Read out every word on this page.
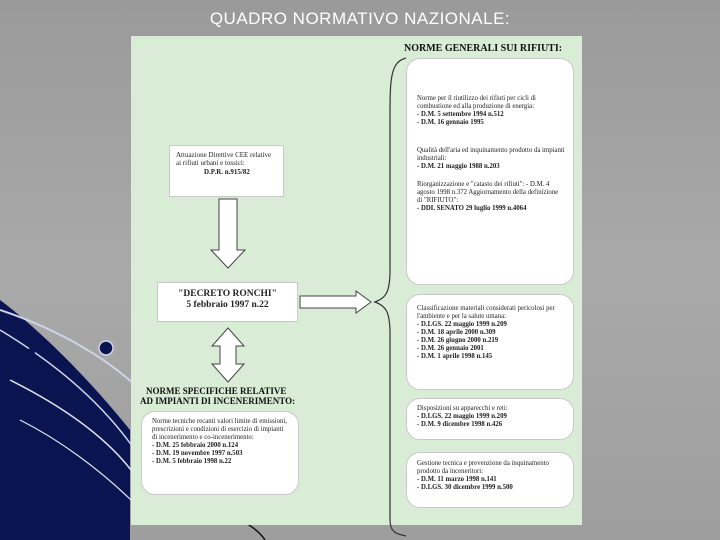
QUADRO NORMATIVO NAZIONALE:
NORME GENERALI SUI RIFIUTI:
Norme per il riutilizzo dei rifiuti per cicli di combustione ed alla produzione di energia:
- D.M. 5 settembre 1994 n.512
- D.M. 16 gennaio 1995
Qualità dell'aria ed inquinamento prodotto da impianti industriali:
- D.M. 21 maggio 1988 n.203
Riorganizzazione e "catasto dei rifiuti": - D.M. 4 agosto 1998 n.372 Aggiornamento della definizione di "RIFIUTO":
- DDL SENATO 29 luglio 1999 n.4064
Classificazione materiali considerati pericolosi per l'ambiente e per la salute umana:
- D.LGS. 22 maggio 1999 n.209
- D.M. 18 aprile 2000 n.309
- D.M. 26 giugno 2000 n.219
- D.M. 26 gennaio 2001
- D.M. 1 aprile 1998 n.145
Disposizioni su apparecchi e reti:
- D.LGS. 22 maggio 1999 n.209
- D.M. 9 dicembre 1998 n.426
Gestione tecnica e prevenzione da inquinamento prodotto da inceneritori:
- D.M. 11 marzo 1998 n.141
- D.LGS. 30 dicembre 1999 n.500
Attuazione Direttive CEE relative ai rifiuti urbani e tossici:
D.P.R. n.915/82
"DECRETO RONCHI"
5 febbraio 1997 n.22
NORME SPECIFICHE RELATIVE
AD IMPIANTI DI INCENERIMENTO:
Norme tecniche recanti valori limite di emissioni, prescrizioni e condizioni di esercizio di impianti di incenerimento e co-incenerimento:
- D.M. 25 febbraio 2000 n.124
- D.M. 19 novembre 1997 n.503
- D.M. 5 febbraio 1998 n.22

•••••

Aim of the task:
Reproduce each entry precisely, dropping only the pictures.

The result:
Read out every word on this page.
QUADRO NORMATIVO NAZIONALE:
NORME GENERALI SUI RIFIUTI:
Norme per il riutilizzo dei rifiuti per cicli di combustione ed alla produzione di energia:
- D.M. 5 settembre 1994 n.512
- D.M. 16 gennaio 1995
Qualità dell'aria ed inquinamento prodotto da impianti industriali:
- D.M. 21 maggio 1988 n.203
Riorganizzazione e "catasto dei rifiuti": - D.M. 4 agosto 1998 n.372 Aggiornamento della definizione di "RIFIUTO":
- DDL SENATO 29 luglio 1999 n.4064
Classificazione materiali considerati pericolosi per l'ambiente e per la salute umana:
- D.LGS. 22 maggio 1999 n.209
- D.M. 18 aprile 2000 n.309
- D.M. 26 giugno 2000 n.219
- D.M. 26 gennaio 2001
- D.M. 1 aprile 1998 n.145
Disposizioni su apparecchi e reti:
- D.LGS. 22 maggio 1999 n.209
- D.M. 9 dicembre 1998 n.426
Gestione tecnica e prevenzione da inquinamento prodotto da inceneritori:
- D.M. 11 marzo 1998 n.141
- D.LGS. 30 dicembre 1999 n.500
Attuazione Direttive CEE relative ai rifiuti urbani e tossici:
D.P.R. n.915/82
"DECRETO RONCHI"
5 febbraio 1997 n.22
NORME SPECIFICHE RELATIVE
AD IMPIANTI DI INCENERIMENTO:
Norme tecniche recanti valori limite di emissioni, prescrizioni e condizioni di esercizio di impianti di incenerimento e co-incenerimento:
- D.M. 25 febbraio 2000 n.124
- D.M. 19 novembre 1997 n.503
- D.M. 5 febbraio 1998 n.22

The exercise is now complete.